[Records from a collection]
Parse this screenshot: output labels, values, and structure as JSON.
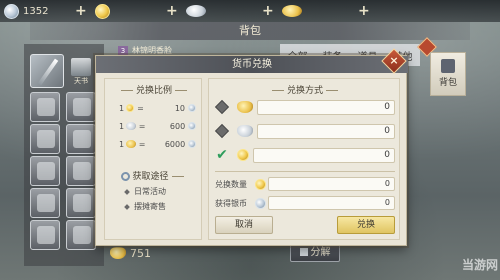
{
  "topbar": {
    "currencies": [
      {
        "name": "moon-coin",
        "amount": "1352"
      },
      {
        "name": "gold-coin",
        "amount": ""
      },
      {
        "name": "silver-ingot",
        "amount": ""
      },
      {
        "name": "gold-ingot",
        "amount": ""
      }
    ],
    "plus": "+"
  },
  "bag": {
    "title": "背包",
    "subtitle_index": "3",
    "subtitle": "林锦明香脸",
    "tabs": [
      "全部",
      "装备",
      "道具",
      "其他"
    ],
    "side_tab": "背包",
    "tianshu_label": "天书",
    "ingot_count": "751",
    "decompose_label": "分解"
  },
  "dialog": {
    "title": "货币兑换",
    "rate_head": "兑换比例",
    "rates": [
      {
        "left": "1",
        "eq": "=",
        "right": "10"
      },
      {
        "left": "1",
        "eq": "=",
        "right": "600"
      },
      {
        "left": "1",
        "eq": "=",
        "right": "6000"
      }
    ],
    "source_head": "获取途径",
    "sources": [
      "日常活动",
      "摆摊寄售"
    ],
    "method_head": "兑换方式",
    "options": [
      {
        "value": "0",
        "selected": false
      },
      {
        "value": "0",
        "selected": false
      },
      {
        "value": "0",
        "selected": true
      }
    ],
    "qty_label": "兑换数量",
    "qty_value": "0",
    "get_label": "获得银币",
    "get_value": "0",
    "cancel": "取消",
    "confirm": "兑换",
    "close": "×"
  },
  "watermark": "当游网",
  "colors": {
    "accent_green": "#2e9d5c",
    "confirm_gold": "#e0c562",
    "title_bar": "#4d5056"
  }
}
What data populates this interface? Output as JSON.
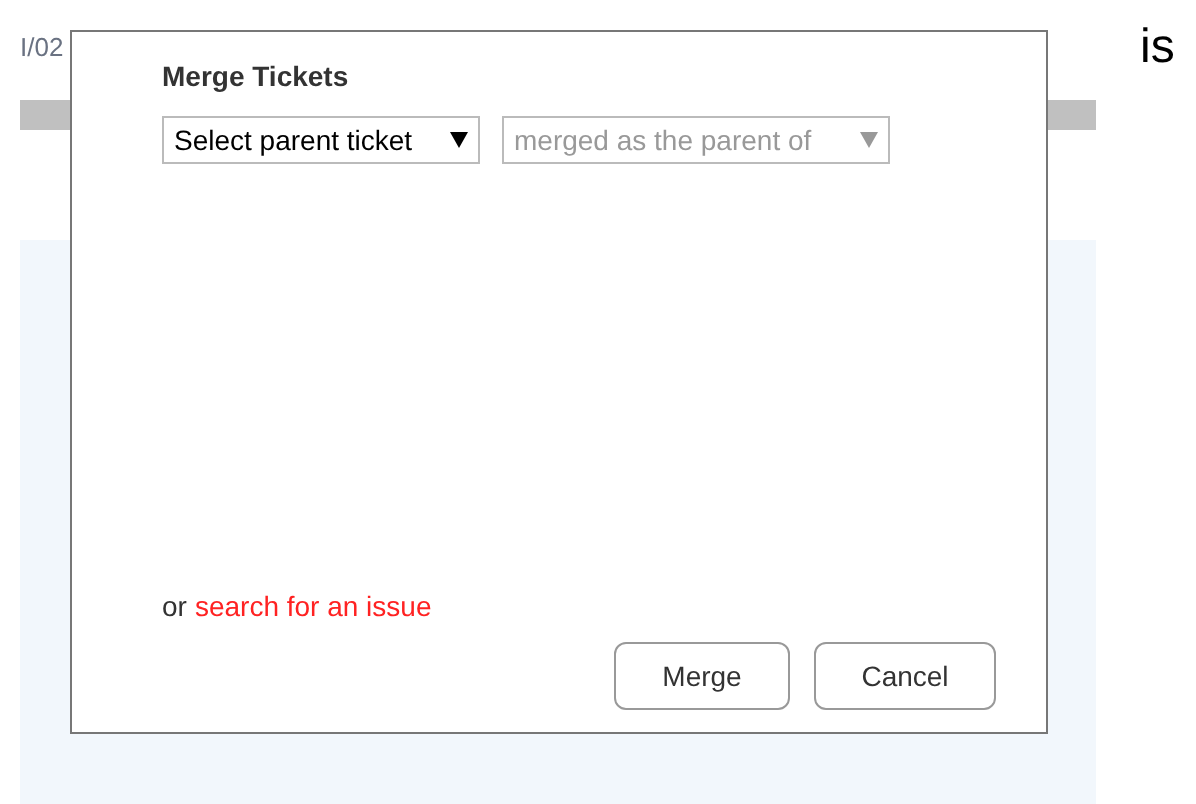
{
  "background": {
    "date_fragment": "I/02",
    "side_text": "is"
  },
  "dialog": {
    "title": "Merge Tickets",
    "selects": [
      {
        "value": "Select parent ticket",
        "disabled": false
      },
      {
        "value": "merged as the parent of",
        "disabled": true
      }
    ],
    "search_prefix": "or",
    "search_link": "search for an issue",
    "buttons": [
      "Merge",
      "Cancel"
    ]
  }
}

## EXERCISE INSTRUCTIONS
Transcribe the records above exactly, leaving out every picture.

## FULL OUTPUT
Parse this screenshot: output labels, values, and structure as JSON.
{
  "topbar": {
    "currencies": [
      {
        "name": "moon-coin",
        "amount": "1352"
      },
      {
        "name": "gold-coin",
        "amount": ""
      },
      {
        "name": "silver-ingot",
        "amount": ""
      },
      {
        "name": "gold-ingot",
        "amount": ""
      }
    ],
    "plus": "+"
  },
  "bag": {
    "title": "背包",
    "subtitle_index": "3",
    "subtitle": "林锦明香脸",
    "tabs": [
      "全部",
      "装备",
      "道具",
      "其他"
    ],
    "side_tab": "背包",
    "tianshu_label": "天书",
    "ingot_count": "751",
    "decompose_label": "分解"
  },
  "dialog": {
    "title": "货币兑换",
    "rate_head": "兑换比例",
    "rates": [
      {
        "left": "1",
        "eq": "=",
        "right": "10"
      },
      {
        "left": "1",
        "eq": "=",
        "right": "600"
      },
      {
        "left": "1",
        "eq": "=",
        "right": "6000"
      }
    ],
    "source_head": "获取途径",
    "sources": [
      "日常活动",
      "摆摊寄售"
    ],
    "method_head": "兑换方式",
    "options": [
      {
        "value": "0",
        "selected": false
      },
      {
        "value": "0",
        "selected": false
      },
      {
        "value": "0",
        "selected": true
      }
    ],
    "qty_label": "兑换数量",
    "qty_value": "0",
    "get_label": "获得银币",
    "get_value": "0",
    "cancel": "取消",
    "confirm": "兑换",
    "close": "×"
  },
  "watermark": "当游网",
  "colors": {
    "accent_green": "#2e9d5c",
    "confirm_gold": "#e0c562",
    "title_bar": "#4d5056"
  }
}
What data populates this interface? Output as JSON.
{
  "background": {
    "date_fragment": "I/02",
    "side_text": "is"
  },
  "dialog": {
    "title": "Merge Tickets",
    "selects": [
      {
        "value": "Select parent ticket",
        "disabled": false
      },
      {
        "value": "merged as the parent of",
        "disabled": true
      }
    ],
    "search_prefix": "or",
    "search_link": "search for an issue",
    "buttons": [
      "Merge",
      "Cancel"
    ]
  }
}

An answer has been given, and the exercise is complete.